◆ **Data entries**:
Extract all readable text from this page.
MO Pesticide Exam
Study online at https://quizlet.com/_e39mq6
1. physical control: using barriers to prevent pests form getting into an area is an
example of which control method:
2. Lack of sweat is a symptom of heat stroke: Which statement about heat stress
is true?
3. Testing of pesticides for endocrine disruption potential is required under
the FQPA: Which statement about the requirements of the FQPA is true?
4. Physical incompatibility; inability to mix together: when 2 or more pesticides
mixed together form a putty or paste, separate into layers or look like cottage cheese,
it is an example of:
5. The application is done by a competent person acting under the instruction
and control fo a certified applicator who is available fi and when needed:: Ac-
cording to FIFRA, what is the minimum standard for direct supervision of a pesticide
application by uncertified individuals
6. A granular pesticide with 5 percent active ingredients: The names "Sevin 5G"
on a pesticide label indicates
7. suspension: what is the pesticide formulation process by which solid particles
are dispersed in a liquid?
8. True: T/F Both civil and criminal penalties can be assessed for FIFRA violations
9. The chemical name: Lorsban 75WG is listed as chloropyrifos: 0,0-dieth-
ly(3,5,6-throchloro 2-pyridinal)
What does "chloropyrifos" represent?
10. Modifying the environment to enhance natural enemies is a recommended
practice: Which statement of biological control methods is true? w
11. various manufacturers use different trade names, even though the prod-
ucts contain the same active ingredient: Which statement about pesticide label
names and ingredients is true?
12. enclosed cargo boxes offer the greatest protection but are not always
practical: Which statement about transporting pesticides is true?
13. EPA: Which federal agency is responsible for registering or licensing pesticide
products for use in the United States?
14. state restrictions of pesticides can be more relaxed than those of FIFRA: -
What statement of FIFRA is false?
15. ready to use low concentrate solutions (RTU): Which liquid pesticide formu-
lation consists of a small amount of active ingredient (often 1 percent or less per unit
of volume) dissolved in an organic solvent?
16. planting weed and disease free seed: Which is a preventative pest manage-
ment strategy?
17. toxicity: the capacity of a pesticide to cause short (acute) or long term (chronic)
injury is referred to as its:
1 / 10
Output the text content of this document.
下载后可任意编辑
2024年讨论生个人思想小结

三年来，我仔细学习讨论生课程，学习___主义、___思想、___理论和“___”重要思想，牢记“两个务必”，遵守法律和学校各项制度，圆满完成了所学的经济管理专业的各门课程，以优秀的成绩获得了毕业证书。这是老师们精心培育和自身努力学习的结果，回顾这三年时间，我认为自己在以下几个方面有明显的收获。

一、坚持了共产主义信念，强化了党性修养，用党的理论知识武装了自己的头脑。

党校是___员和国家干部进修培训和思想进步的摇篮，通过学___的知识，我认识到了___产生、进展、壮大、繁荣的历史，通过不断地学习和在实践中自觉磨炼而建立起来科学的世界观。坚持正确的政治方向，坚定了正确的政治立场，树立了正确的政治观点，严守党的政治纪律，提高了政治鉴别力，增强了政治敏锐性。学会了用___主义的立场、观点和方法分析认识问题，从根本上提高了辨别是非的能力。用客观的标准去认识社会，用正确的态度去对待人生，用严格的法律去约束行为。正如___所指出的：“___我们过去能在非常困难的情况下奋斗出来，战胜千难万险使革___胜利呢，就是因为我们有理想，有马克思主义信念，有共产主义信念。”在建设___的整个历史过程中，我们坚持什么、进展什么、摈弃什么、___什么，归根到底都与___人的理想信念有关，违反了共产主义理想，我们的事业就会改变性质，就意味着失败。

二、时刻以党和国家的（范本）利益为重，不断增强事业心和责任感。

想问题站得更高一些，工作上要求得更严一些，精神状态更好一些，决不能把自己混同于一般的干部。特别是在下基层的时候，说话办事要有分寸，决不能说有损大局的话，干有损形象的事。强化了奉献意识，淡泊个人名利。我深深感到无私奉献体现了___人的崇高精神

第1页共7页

◆ **THE PROBLEM**: Write out, word for word, every line from the one containing "Output the text content of this document." through the last line of the records above.

◆ **THE REPLY**:
Output the text content of this document.
下载后可任意编辑
2024年讨论生个人思想小结

三年来，我仔细学习讨论生课程，学习___主义、___思想、___理论和“___”重要思想，牢记“两个务必”，遵守法律和学校各项制度，圆满完成了所学的经济管理专业的各门课程，以优秀的成绩获得了毕业证书。这是老师们精心培育和自身努力学习的结果，回顾这三年时间，我认为自己在以下几个方面有明显的收获。

一、坚持了共产主义信念，强化了党性修养，用党的理论知识武装了自己的头脑。

党校是___员和国家干部进修培训和思想进步的摇篮，通过学___的知识，我认识到了___产生、进展、壮大、繁荣的历史，通过不断地学习和在实践中自觉磨炼而建立起来科学的世界观。坚持正确的政治方向，坚定了正确的政治立场，树立了正确的政治观点，严守党的政治纪律，提高了政治鉴别力，增强了政治敏锐性。学会了用___主义的立场、观点和方法分析认识问题，从根本上提高了辨别是非的能力。用客观的标准去认识社会，用正确的态度去对待人生，用严格的法律去约束行为。正如___所指出的：“___我们过去能在非常困难的情况下奋斗出来，战胜千难万险使革___胜利呢，就是因为我们有理想，有马克思主义信念，有共产主义信念。”在建设___的整个历史过程中，我们坚持什么、进展什么、摈弃什么、___什么，归根到底都与___人的理想信念有关，违反了共产主义理想，我们的事业就会改变性质，就意味着失败。

二、时刻以党和国家的（范本）利益为重，不断增强事业心和责任感。

想问题站得更高一些，工作上要求得更严一些，精神状态更好一些，决不能把自己混同于一般的干部。特别是在下基层的时候，说话办事要有分寸，决不能说有损大局的话，干有损形象的事。强化了奉献意识，淡泊个人名利。我深深感到无私奉献体现了___人的崇高精神

第1页共7页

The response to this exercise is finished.